» WHAT YOU SHOULD DO: In the copy, include every entry exactly but none of the pictures.
-*-*-
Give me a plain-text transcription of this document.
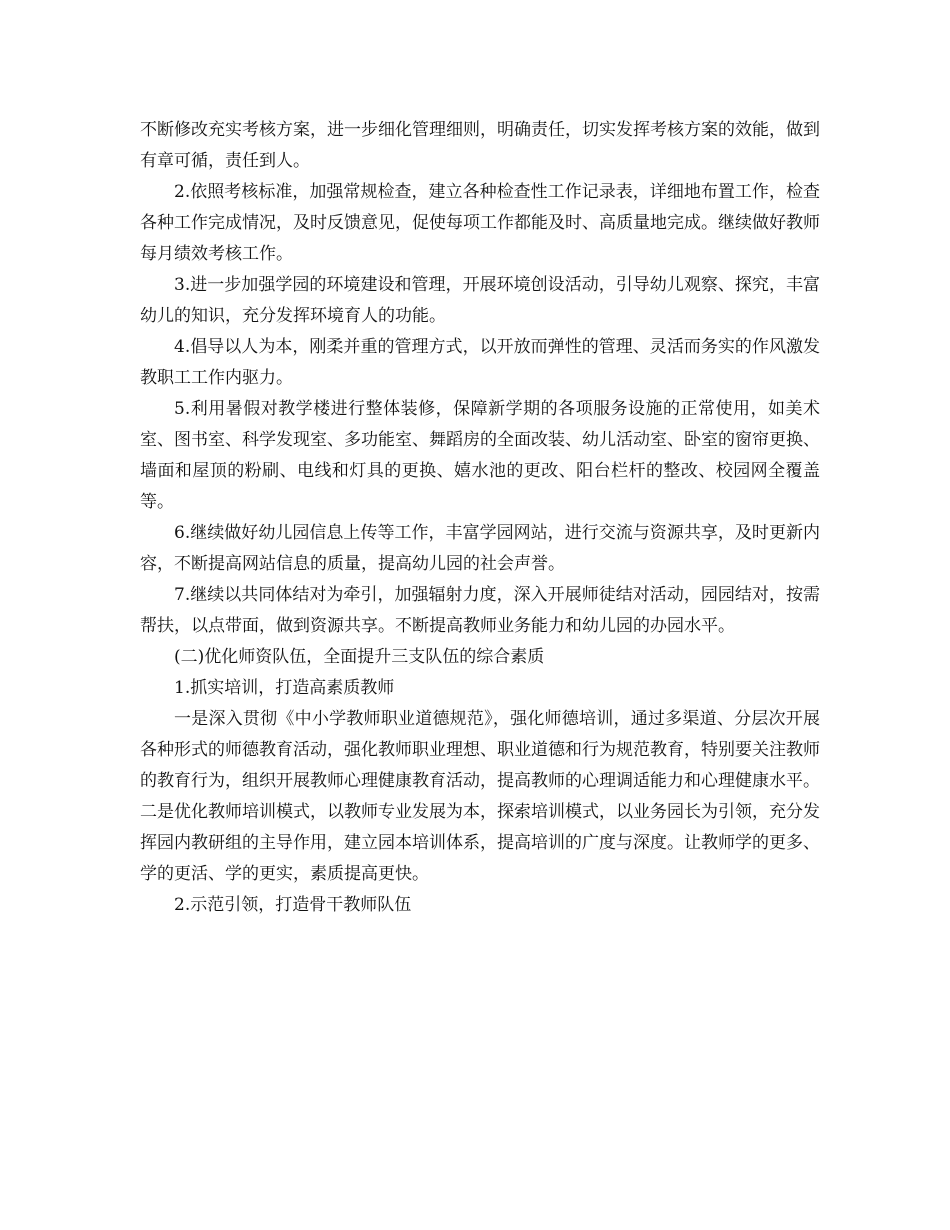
不断修改充实考核方案，进一步细化管理细则，明确责任，切实发挥考核方案的效能，做到有章可循，责任到人。

2.依照考核标准，加强常规检查，建立各种检查性工作记录表，详细地布置工作，检查各种工作完成情况，及时反馈意见，促使每项工作都能及时、高质量地完成。继续做好教师每月绩效考核工作。

3.进一步加强学园的环境建设和管理，开展环境创设活动，引导幼儿观察、探究，丰富幼儿的知识，充分发挥环境育人的功能。

4.倡导以人为本，刚柔并重的管理方式，以开放而弹性的管理、灵活而务实的作风激发教职工工作内驱力。

5.利用暑假对教学楼进行整体装修，保障新学期的各项服务设施的正常使用，如美术室、图书室、科学发现室、多功能室、舞蹈房的全面改装、幼儿活动室、卧室的窗帘更换、墙面和屋顶的粉刷、电线和灯具的更换、嬉水池的更改、阳台栏杆的整改、校园网全覆盖等。

6.继续做好幼儿园信息上传等工作，丰富学园网站，进行交流与资源共享，及时更新内容，不断提高网站信息的质量，提高幼儿园的社会声誉。

7.继续以共同体结对为牵引，加强辐射力度，深入开展师徒结对活动，园园结对，按需帮扶，以点带面，做到资源共享。不断提高教师业务能力和幼儿园的办园水平。

(二)优化师资队伍，全面提升三支队伍的综合素质

1.抓实培训，打造高素质教师

一是深入贯彻《中小学教师职业道德规范》，强化师德培训，通过多渠道、分层次开展各种形式的师德教育活动，强化教师职业理想、职业道德和行为规范教育，特别要关注教师的教育行为，组织开展教师心理健康教育活动，提高教师的心理调适能力和心理健康水平。二是优化教师培训模式，以教师专业发展为本，探索培训模式，以业务园长为引领，充分发挥园内教研组的主导作用，建立园本培训体系，提高培训的广度与深度。让教师学的更多、学的更活、学的更实，素质提高更快。

2.示范引领，打造骨干教师队伍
-*-*-
» THE ANSWER:
Give me a plain-text transcription of this document.
不断修改充实考核方案，进一步细化管理细则，明确责任，切实发挥考核方案的效能，做到有章可循，责任到人。

2.依照考核标准，加强常规检查，建立各种检查性工作记录表，详细地布置工作，检查各种工作完成情况，及时反馈意见，促使每项工作都能及时、高质量地完成。继续做好教师每月绩效考核工作。

3.进一步加强学园的环境建设和管理，开展环境创设活动，引导幼儿观察、探究，丰富幼儿的知识，充分发挥环境育人的功能。

4.倡导以人为本，刚柔并重的管理方式，以开放而弹性的管理、灵活而务实的作风激发教职工工作内驱力。

5.利用暑假对教学楼进行整体装修，保障新学期的各项服务设施的正常使用，如美术室、图书室、科学发现室、多功能室、舞蹈房的全面改装、幼儿活动室、卧室的窗帘更换、墙面和屋顶的粉刷、电线和灯具的更换、嬉水池的更改、阳台栏杆的整改、校园网全覆盖等。

6.继续做好幼儿园信息上传等工作，丰富学园网站，进行交流与资源共享，及时更新内容，不断提高网站信息的质量，提高幼儿园的社会声誉。

7.继续以共同体结对为牵引，加强辐射力度，深入开展师徒结对活动，园园结对，按需帮扶，以点带面，做到资源共享。不断提高教师业务能力和幼儿园的办园水平。

(二)优化师资队伍，全面提升三支队伍的综合素质

1.抓实培训，打造高素质教师

一是深入贯彻《中小学教师职业道德规范》，强化师德培训，通过多渠道、分层次开展各种形式的师德教育活动，强化教师职业理想、职业道德和行为规范教育，特别要关注教师的教育行为，组织开展教师心理健康教育活动，提高教师的心理调适能力和心理健康水平。二是优化教师培训模式，以教师专业发展为本，探索培训模式，以业务园长为引领，充分发挥园内教研组的主导作用，建立园本培训体系，提高培训的广度与深度。让教师学的更多、学的更活、学的更实，素质提高更快。

2.示范引领，打造骨干教师队伍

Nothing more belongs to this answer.